DATASET RECORDS
— Begin —

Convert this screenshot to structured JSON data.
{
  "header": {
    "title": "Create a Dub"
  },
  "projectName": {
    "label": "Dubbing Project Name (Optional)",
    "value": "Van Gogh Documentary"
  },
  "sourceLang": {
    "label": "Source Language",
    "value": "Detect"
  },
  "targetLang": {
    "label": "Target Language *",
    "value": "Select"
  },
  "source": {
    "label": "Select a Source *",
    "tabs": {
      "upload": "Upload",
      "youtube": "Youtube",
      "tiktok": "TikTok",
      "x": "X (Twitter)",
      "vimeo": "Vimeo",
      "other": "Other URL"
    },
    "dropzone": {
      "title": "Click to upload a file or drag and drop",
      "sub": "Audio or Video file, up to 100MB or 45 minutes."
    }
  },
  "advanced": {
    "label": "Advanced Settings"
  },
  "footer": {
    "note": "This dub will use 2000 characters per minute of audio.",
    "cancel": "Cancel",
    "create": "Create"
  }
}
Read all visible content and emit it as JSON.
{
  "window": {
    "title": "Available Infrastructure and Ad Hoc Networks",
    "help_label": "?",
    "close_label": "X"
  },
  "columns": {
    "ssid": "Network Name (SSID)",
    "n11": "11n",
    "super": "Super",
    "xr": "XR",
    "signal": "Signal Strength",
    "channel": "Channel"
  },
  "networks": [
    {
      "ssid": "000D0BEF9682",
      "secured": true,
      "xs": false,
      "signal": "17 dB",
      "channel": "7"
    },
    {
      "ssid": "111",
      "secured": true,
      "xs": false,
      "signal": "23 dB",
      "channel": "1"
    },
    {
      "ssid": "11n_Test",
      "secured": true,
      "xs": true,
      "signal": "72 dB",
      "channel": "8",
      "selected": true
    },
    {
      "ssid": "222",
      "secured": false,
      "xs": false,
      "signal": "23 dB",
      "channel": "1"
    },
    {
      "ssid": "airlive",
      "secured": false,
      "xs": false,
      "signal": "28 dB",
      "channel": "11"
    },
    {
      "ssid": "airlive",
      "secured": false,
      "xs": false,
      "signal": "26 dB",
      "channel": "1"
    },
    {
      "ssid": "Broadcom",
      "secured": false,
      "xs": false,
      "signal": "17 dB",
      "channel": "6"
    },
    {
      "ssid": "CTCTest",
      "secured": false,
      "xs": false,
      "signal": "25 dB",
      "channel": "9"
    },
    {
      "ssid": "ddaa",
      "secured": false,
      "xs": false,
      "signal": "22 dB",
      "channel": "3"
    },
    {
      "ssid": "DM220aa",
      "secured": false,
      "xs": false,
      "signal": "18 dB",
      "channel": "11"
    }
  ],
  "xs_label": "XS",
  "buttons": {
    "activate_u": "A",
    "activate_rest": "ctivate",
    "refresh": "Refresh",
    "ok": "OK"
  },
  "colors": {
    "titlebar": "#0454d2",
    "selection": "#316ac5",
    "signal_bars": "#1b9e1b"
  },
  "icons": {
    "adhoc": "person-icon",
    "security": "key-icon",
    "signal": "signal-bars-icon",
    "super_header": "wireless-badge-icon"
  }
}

— End —

WHAT TO DO
Give back each line above precisely as it stands.

RESULT OF THE EXERCISE
Convert this screenshot to structured JSON data.
{
  "header": {
    "title": "Create a Dub"
  },
  "projectName": {
    "label": "Dubbing Project Name (Optional)",
    "value": "Van Gogh Documentary"
  },
  "sourceLang": {
    "label": "Source Language",
    "value": "Detect"
  },
  "targetLang": {
    "label": "Target Language *",
    "value": "Select"
  },
  "source": {
    "label": "Select a Source *",
    "tabs": {
      "upload": "Upload",
      "youtube": "Youtube",
      "tiktok": "TikTok",
      "x": "X (Twitter)",
      "vimeo": "Vimeo",
      "other": "Other URL"
    },
    "dropzone": {
      "title": "Click to upload a file or drag and drop",
      "sub": "Audio or Video file, up to 100MB or 45 minutes."
    }
  },
  "advanced": {
    "label": "Advanced Settings"
  },
  "footer": {
    "note": "This dub will use 2000 characters per minute of audio.",
    "cancel": "Cancel",
    "create": "Create"
  }
}
Read all visible content and emit it as JSON.
{
  "window": {
    "title": "Available Infrastructure and Ad Hoc Networks",
    "help_label": "?",
    "close_label": "X"
  },
  "columns": {
    "ssid": "Network Name (SSID)",
    "n11": "11n",
    "super": "Super",
    "xr": "XR",
    "signal": "Signal Strength",
    "channel": "Channel"
  },
  "networks": [
    {
      "ssid": "000D0BEF9682",
      "secured": true,
      "xs": false,
      "signal": "17 dB",
      "channel": "7"
    },
    {
      "ssid": "111",
      "secured": true,
      "xs": false,
      "signal": "23 dB",
      "channel": "1"
    },
    {
      "ssid": "11n_Test",
      "secured": true,
      "xs": true,
      "signal": "72 dB",
      "channel": "8",
      "selected": true
    },
    {
      "ssid": "222",
      "secured": false,
      "xs": false,
      "signal": "23 dB",
      "channel": "1"
    },
    {
      "ssid": "airlive",
      "secured": false,
      "xs": false,
      "signal": "28 dB",
      "channel": "11"
    },
    {
      "ssid": "airlive",
      "secured": false,
      "xs": false,
      "signal": "26 dB",
      "channel": "1"
    },
    {
      "ssid": "Broadcom",
      "secured": false,
      "xs": false,
      "signal": "17 dB",
      "channel": "6"
    },
    {
      "ssid": "CTCTest",
      "secured": false,
      "xs": false,
      "signal": "25 dB",
      "channel": "9"
    },
    {
      "ssid": "ddaa",
      "secured": false,
      "xs": false,
      "signal": "22 dB",
      "channel": "3"
    },
    {
      "ssid": "DM220aa",
      "secured": false,
      "xs": false,
      "signal": "18 dB",
      "channel": "11"
    }
  ],
  "xs_label": "XS",
  "buttons": {
    "activate_u": "A",
    "activate_rest": "ctivate",
    "refresh": "Refresh",
    "ok": "OK"
  },
  "colors": {
    "titlebar": "#0454d2",
    "selection": "#316ac5",
    "signal_bars": "#1b9e1b"
  },
  "icons": {
    "adhoc": "person-icon",
    "security": "key-icon",
    "signal": "signal-bars-icon",
    "super_header": "wireless-badge-icon"
  }
}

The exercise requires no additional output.